The Maynooth University graduate came through Regional Qualifying at Frilford Heath and then Final Qualifying at Prince’s, which is some effort. 

Mullarney tees off in the last group and he might even hit the last ball on Thursday evening!

Finally we have Mr. 57 in the shape of Darwin Escapes pro, Carey who is Ireland’s answer to Bryson DeChambeau. 

Carey is an Alps Tour winner in 2019 when shooting 57 (on a par 68) and after some journeyman years he is looking to break free from that level and really begin climbing the ladder. He dresses like Bryson and he plays like Bryson by wearing a flat cap and using single-length irons. 

The Open has produced some fairytale stories outside of the winners circle so why not them?
= = = = = = =
**Stated exercise 1:**
Could you condense the golf article's paragraph that begins "Carey is an Alps Tour winner" into a short list of its main facts?

Spatial layout entries:
= = = = = = =
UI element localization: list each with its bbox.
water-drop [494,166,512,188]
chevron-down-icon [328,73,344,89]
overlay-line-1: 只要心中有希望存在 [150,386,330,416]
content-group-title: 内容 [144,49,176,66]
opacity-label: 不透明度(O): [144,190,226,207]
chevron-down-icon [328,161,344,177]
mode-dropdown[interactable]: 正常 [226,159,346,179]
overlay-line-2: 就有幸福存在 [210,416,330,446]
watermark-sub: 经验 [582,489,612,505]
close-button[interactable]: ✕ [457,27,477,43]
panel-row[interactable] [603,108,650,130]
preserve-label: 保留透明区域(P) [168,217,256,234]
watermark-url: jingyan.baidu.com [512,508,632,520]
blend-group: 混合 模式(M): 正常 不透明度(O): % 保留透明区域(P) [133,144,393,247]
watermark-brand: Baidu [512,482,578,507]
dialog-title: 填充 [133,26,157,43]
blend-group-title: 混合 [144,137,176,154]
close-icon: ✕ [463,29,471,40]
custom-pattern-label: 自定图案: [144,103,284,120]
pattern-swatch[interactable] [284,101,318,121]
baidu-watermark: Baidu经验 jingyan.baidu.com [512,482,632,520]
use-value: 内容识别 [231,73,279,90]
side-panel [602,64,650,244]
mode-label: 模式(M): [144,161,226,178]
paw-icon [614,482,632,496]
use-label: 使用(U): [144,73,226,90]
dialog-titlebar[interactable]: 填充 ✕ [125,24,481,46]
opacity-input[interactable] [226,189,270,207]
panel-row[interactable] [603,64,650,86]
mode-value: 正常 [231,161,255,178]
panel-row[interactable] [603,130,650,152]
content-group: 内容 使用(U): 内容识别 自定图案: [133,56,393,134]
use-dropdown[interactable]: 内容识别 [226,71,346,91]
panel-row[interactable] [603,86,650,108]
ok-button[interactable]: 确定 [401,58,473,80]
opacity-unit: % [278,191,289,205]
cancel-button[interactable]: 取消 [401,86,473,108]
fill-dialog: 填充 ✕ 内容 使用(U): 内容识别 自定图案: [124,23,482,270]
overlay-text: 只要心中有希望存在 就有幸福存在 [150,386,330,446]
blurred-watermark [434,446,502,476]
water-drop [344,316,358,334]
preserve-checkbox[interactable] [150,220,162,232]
= = = = = = =
**Stated exercise 2:**
Could you give the entries as a numbered list, beginning with the first line of the entries and stopping after the line that contains "overlay-line-2: 就有幸福存在 [210,416,330,446]", with both ends included and blank lines left out?

**Solution 1:**
- Carey won on the Alps Tour in 2019, shooting 57 on a par 68.
- After some journeyman years, he wants to move beyond that level and climb the ladder.
- He dresses and plays like Bryson DeChambeau, wearing a flat cap and using single-length irons.

**Solution 2:**
1. UI element localization: list each with its bbox.
2. water-drop [494,166,512,188]
3. chevron-down-icon [328,73,344,89]
4. overlay-line-1: 只要心中有希望存在 [150,386,330,416]
5. content-group-title: 内容 [144,49,176,66]
6. opacity-label: 不透明度(O): [144,190,226,207]
7. chevron-down-icon [328,161,344,177]
8. mode-dropdown[interactable]: 正常 [226,159,346,179]
9. overlay-line-2: 就有幸福存在 [210,416,330,446]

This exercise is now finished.